-- Data in this exercise start --

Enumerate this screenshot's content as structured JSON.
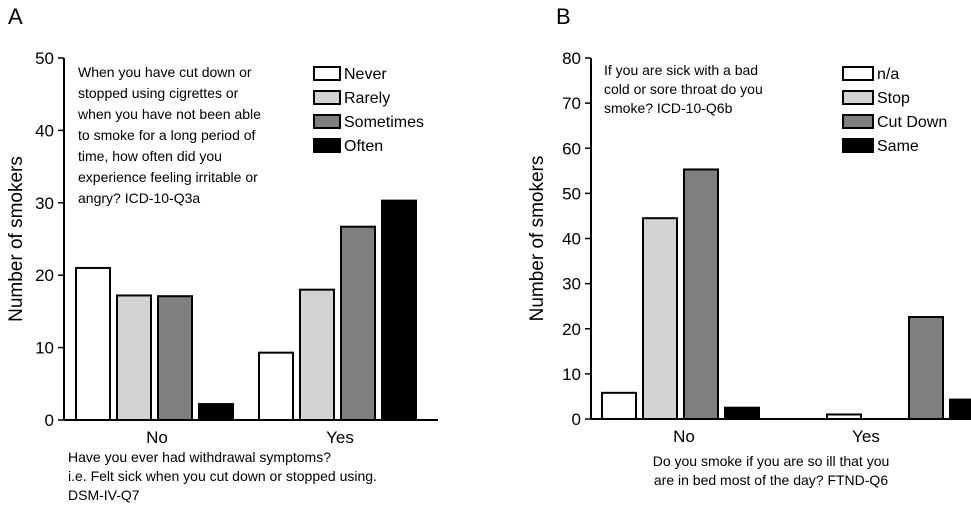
{
  "colors": {
    "never": "#ffffff",
    "rarely": "#d3d3d3",
    "sometimes": "#7f7f7f",
    "often": "#000000"
  },
  "chart_data": [
    {
      "panel": "A",
      "type": "bar",
      "ylabel": "Number of smokers",
      "ylim": [
        0,
        50
      ],
      "yticks": [
        0,
        10,
        20,
        30,
        40,
        50
      ],
      "categories": [
        "No",
        "Yes"
      ],
      "annotation": [
        "When you have cut down or",
        "stopped using cigrettes or",
        "when you have not been able",
        "to smoke for a long period of",
        "time, how often did you",
        "experience feeling irritable or",
        "angry? ICD-10-Q3a"
      ],
      "xcaption": [
        "Have you ever had withdrawal symptoms?",
        "i.e. Felt sick when you cut down or stopped using.",
        "DSM-IV-Q7"
      ],
      "legend_position": "top-right",
      "series": [
        {
          "name": "Never",
          "color": "#ffffff",
          "values": [
            21,
            9.3
          ]
        },
        {
          "name": "Rarely",
          "color": "#d3d3d3",
          "values": [
            17.2,
            18
          ]
        },
        {
          "name": "Sometimes",
          "color": "#7f7f7f",
          "values": [
            17.1,
            26.7
          ]
        },
        {
          "name": "Often",
          "color": "#000000",
          "values": [
            2.2,
            30.3
          ]
        }
      ],
      "grid": false
    },
    {
      "panel": "B",
      "type": "bar",
      "ylabel": "Number of smokers",
      "ylim": [
        0,
        80
      ],
      "yticks": [
        0,
        10,
        20,
        30,
        40,
        50,
        60,
        70,
        80
      ],
      "categories": [
        "No",
        "Yes"
      ],
      "annotation": [
        "If you are sick with a bad",
        "cold or sore throat do you",
        "smoke? ICD-10-Q6b"
      ],
      "xcaption": [
        "Do you smoke if you are so ill that you",
        "are in bed most of the day? FTND-Q6"
      ],
      "legend_position": "top-right",
      "series": [
        {
          "name": "n/a",
          "color": "#ffffff",
          "values": [
            5.8,
            1
          ]
        },
        {
          "name": "Stop",
          "color": "#d3d3d3",
          "values": [
            44.5,
            0
          ]
        },
        {
          "name": "Cut Down",
          "color": "#7f7f7f",
          "values": [
            55.3,
            22.6
          ]
        },
        {
          "name": "Same",
          "color": "#000000",
          "values": [
            2.5,
            4.3
          ]
        }
      ],
      "grid": false
    }
  ]
}
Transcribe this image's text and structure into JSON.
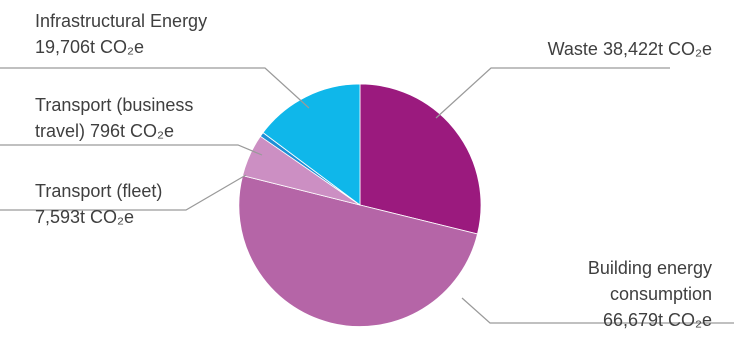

-- Data in this exercise end --

Your task is to set down the records shown above exactly, minus any pictures.

Enumerate this screenshot's content as structured JSON.
{
  "colors": {
    "never": "#ffffff",
    "rarely": "#d3d3d3",
    "sometimes": "#7f7f7f",
    "often": "#000000"
  },
  "chart_data": [
    {
      "panel": "A",
      "type": "bar",
      "ylabel": "Number of smokers",
      "ylim": [
        0,
        50
      ],
      "yticks": [
        0,
        10,
        20,
        30,
        40,
        50
      ],
      "categories": [
        "No",
        "Yes"
      ],
      "annotation": [
        "When you have cut down or",
        "stopped using cigrettes or",
        "when you have not been able",
        "to smoke for a long period of",
        "time, how often did you",
        "experience feeling irritable or",
        "angry? ICD-10-Q3a"
      ],
      "xcaption": [
        "Have you ever had withdrawal symptoms?",
        "i.e. Felt sick when you cut down or stopped using.",
        "DSM-IV-Q7"
      ],
      "legend_position": "top-right",
      "series": [
        {
          "name": "Never",
          "color": "#ffffff",
          "values": [
            21,
            9.3
          ]
        },
        {
          "name": "Rarely",
          "color": "#d3d3d3",
          "values": [
            17.2,
            18
          ]
        },
        {
          "name": "Sometimes",
          "color": "#7f7f7f",
          "values": [
            17.1,
            26.7
          ]
        },
        {
          "name": "Often",
          "color": "#000000",
          "values": [
            2.2,
            30.3
          ]
        }
      ],
      "grid": false
    },
    {
      "panel": "B",
      "type": "bar",
      "ylabel": "Number of smokers",
      "ylim": [
        0,
        80
      ],
      "yticks": [
        0,
        10,
        20,
        30,
        40,
        50,
        60,
        70,
        80
      ],
      "categories": [
        "No",
        "Yes"
      ],
      "annotation": [
        "If you are sick with a bad",
        "cold or sore throat do you",
        "smoke? ICD-10-Q6b"
      ],
      "xcaption": [
        "Do you smoke if you are so ill that you",
        "are in bed most of the day? FTND-Q6"
      ],
      "legend_position": "top-right",
      "series": [
        {
          "name": "n/a",
          "color": "#ffffff",
          "values": [
            5.8,
            1
          ]
        },
        {
          "name": "Stop",
          "color": "#d3d3d3",
          "values": [
            44.5,
            0
          ]
        },
        {
          "name": "Cut Down",
          "color": "#7f7f7f",
          "values": [
            55.3,
            22.6
          ]
        },
        {
          "name": "Same",
          "color": "#000000",
          "values": [
            2.5,
            4.3
          ]
        }
      ],
      "grid": false
    }
  ]
}
Transcribe this image's text and structure into JSON.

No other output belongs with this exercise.